-- start of DATA LINES --

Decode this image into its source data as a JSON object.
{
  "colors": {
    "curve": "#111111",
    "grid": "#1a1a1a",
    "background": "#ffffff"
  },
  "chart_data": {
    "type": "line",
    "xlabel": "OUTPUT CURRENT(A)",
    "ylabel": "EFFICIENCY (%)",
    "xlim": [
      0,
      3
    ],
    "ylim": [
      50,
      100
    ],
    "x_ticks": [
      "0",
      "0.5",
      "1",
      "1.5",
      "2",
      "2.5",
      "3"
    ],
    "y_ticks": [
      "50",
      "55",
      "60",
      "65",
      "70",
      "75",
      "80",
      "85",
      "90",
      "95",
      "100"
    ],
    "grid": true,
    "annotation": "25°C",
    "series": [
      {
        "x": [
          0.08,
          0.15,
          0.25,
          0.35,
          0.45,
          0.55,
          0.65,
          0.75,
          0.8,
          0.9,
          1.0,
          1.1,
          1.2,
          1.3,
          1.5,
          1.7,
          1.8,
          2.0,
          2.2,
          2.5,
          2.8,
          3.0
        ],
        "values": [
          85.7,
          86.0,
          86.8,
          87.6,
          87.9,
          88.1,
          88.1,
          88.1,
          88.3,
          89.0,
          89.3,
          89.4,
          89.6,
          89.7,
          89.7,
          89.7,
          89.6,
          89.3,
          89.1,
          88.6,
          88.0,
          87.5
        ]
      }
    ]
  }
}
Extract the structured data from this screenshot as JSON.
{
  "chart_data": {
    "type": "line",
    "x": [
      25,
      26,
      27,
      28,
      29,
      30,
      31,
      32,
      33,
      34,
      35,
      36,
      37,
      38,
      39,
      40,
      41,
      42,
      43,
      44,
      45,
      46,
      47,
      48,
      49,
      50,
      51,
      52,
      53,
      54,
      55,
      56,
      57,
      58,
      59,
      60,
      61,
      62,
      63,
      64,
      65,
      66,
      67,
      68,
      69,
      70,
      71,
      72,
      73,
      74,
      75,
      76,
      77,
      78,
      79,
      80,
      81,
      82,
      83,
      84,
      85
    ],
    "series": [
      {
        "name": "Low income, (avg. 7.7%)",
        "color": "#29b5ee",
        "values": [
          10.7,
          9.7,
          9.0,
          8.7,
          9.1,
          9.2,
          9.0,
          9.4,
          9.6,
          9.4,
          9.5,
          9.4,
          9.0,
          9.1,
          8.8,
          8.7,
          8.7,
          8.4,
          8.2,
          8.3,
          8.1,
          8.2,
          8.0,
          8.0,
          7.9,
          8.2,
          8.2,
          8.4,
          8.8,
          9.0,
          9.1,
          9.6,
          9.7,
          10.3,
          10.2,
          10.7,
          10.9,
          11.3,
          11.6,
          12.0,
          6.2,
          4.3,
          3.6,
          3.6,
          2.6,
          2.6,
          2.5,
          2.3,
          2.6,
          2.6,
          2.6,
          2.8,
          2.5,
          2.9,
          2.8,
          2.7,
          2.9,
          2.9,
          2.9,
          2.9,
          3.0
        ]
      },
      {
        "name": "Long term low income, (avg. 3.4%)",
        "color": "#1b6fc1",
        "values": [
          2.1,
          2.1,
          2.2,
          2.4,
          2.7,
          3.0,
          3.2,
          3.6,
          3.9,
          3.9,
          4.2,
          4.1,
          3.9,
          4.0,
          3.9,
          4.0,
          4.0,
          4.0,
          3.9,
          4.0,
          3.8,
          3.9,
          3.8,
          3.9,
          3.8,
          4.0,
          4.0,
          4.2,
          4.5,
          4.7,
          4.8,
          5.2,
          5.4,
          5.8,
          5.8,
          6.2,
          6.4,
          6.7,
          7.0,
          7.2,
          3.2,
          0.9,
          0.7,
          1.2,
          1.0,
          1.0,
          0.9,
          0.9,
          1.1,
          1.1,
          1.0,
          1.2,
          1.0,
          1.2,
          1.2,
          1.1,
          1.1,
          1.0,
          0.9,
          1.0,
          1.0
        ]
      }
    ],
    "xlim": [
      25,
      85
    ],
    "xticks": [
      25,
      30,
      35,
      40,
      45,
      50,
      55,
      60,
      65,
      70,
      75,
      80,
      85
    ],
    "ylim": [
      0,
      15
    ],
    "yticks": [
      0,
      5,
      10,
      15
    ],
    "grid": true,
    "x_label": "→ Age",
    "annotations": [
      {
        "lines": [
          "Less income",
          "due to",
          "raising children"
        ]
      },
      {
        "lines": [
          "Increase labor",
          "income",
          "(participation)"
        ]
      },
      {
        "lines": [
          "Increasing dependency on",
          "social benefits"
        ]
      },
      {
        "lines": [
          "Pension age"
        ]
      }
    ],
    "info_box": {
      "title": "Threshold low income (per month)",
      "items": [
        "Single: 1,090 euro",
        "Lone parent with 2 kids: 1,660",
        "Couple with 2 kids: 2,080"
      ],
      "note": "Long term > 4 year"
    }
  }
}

-- end of DATA LINES --

_OBJECTIVE_
Repeat the records above exactly.

_SOLUTION TO THE PROBLEM_
Decode this image into its source data as a JSON object.
{
  "colors": {
    "curve": "#111111",
    "grid": "#1a1a1a",
    "background": "#ffffff"
  },
  "chart_data": {
    "type": "line",
    "xlabel": "OUTPUT CURRENT(A)",
    "ylabel": "EFFICIENCY (%)",
    "xlim": [
      0,
      3
    ],
    "ylim": [
      50,
      100
    ],
    "x_ticks": [
      "0",
      "0.5",
      "1",
      "1.5",
      "2",
      "2.5",
      "3"
    ],
    "y_ticks": [
      "50",
      "55",
      "60",
      "65",
      "70",
      "75",
      "80",
      "85",
      "90",
      "95",
      "100"
    ],
    "grid": true,
    "annotation": "25°C",
    "series": [
      {
        "x": [
          0.08,
          0.15,
          0.25,
          0.35,
          0.45,
          0.55,
          0.65,
          0.75,
          0.8,
          0.9,
          1.0,
          1.1,
          1.2,
          1.3,
          1.5,
          1.7,
          1.8,
          2.0,
          2.2,
          2.5,
          2.8,
          3.0
        ],
        "values": [
          85.7,
          86.0,
          86.8,
          87.6,
          87.9,
          88.1,
          88.1,
          88.1,
          88.3,
          89.0,
          89.3,
          89.4,
          89.6,
          89.7,
          89.7,
          89.7,
          89.6,
          89.3,
          89.1,
          88.6,
          88.0,
          87.5
        ]
      }
    ]
  }
}
Extract the structured data from this screenshot as JSON.
{
  "chart_data": {
    "type": "line",
    "x": [
      25,
      26,
      27,
      28,
      29,
      30,
      31,
      32,
      33,
      34,
      35,
      36,
      37,
      38,
      39,
      40,
      41,
      42,
      43,
      44,
      45,
      46,
      47,
      48,
      49,
      50,
      51,
      52,
      53,
      54,
      55,
      56,
      57,
      58,
      59,
      60,
      61,
      62,
      63,
      64,
      65,
      66,
      67,
      68,
      69,
      70,
      71,
      72,
      73,
      74,
      75,
      76,
      77,
      78,
      79,
      80,
      81,
      82,
      83,
      84,
      85
    ],
    "series": [
      {
        "name": "Low income, (avg. 7.7%)",
        "color": "#29b5ee",
        "values": [
          10.7,
          9.7,
          9.0,
          8.7,
          9.1,
          9.2,
          9.0,
          9.4,
          9.6,
          9.4,
          9.5,
          9.4,
          9.0,
          9.1,
          8.8,
          8.7,
          8.7,
          8.4,
          8.2,
          8.3,
          8.1,
          8.2,
          8.0,
          8.0,
          7.9,
          8.2,
          8.2,
          8.4,
          8.8,
          9.0,
          9.1,
          9.6,
          9.7,
          10.3,
          10.2,
          10.7,
          10.9,
          11.3,
          11.6,
          12.0,
          6.2,
          4.3,
          3.6,
          3.6,
          2.6,
          2.6,
          2.5,
          2.3,
          2.6,
          2.6,
          2.6,
          2.8,
          2.5,
          2.9,
          2.8,
          2.7,
          2.9,
          2.9,
          2.9,
          2.9,
          3.0
        ]
      },
      {
        "name": "Long term low income, (avg. 3.4%)",
        "color": "#1b6fc1",
        "values": [
          2.1,
          2.1,
          2.2,
          2.4,
          2.7,
          3.0,
          3.2,
          3.6,
          3.9,
          3.9,
          4.2,
          4.1,
          3.9,
          4.0,
          3.9,
          4.0,
          4.0,
          4.0,
          3.9,
          4.0,
          3.8,
          3.9,
          3.8,
          3.9,
          3.8,
          4.0,
          4.0,
          4.2,
          4.5,
          4.7,
          4.8,
          5.2,
          5.4,
          5.8,
          5.8,
          6.2,
          6.4,
          6.7,
          7.0,
          7.2,
          3.2,
          0.9,
          0.7,
          1.2,
          1.0,
          1.0,
          0.9,
          0.9,
          1.1,
          1.1,
          1.0,
          1.2,
          1.0,
          1.2,
          1.2,
          1.1,
          1.1,
          1.0,
          0.9,
          1.0,
          1.0
        ]
      }
    ],
    "xlim": [
      25,
      85
    ],
    "xticks": [
      25,
      30,
      35,
      40,
      45,
      50,
      55,
      60,
      65,
      70,
      75,
      80,
      85
    ],
    "ylim": [
      0,
      15
    ],
    "yticks": [
      0,
      5,
      10,
      15
    ],
    "grid": true,
    "x_label": "→ Age",
    "annotations": [
      {
        "lines": [
          "Less income",
          "due to",
          "raising children"
        ]
      },
      {
        "lines": [
          "Increase labor",
          "income",
          "(participation)"
        ]
      },
      {
        "lines": [
          "Increasing dependency on",
          "social benefits"
        ]
      },
      {
        "lines": [
          "Pension age"
        ]
      }
    ],
    "info_box": {
      "title": "Threshold low income (per month)",
      "items": [
        "Single: 1,090 euro",
        "Lone parent with 2 kids: 1,660",
        "Couple with 2 kids: 2,080"
      ],
      "note": "Long term > 4 year"
    }
  }
}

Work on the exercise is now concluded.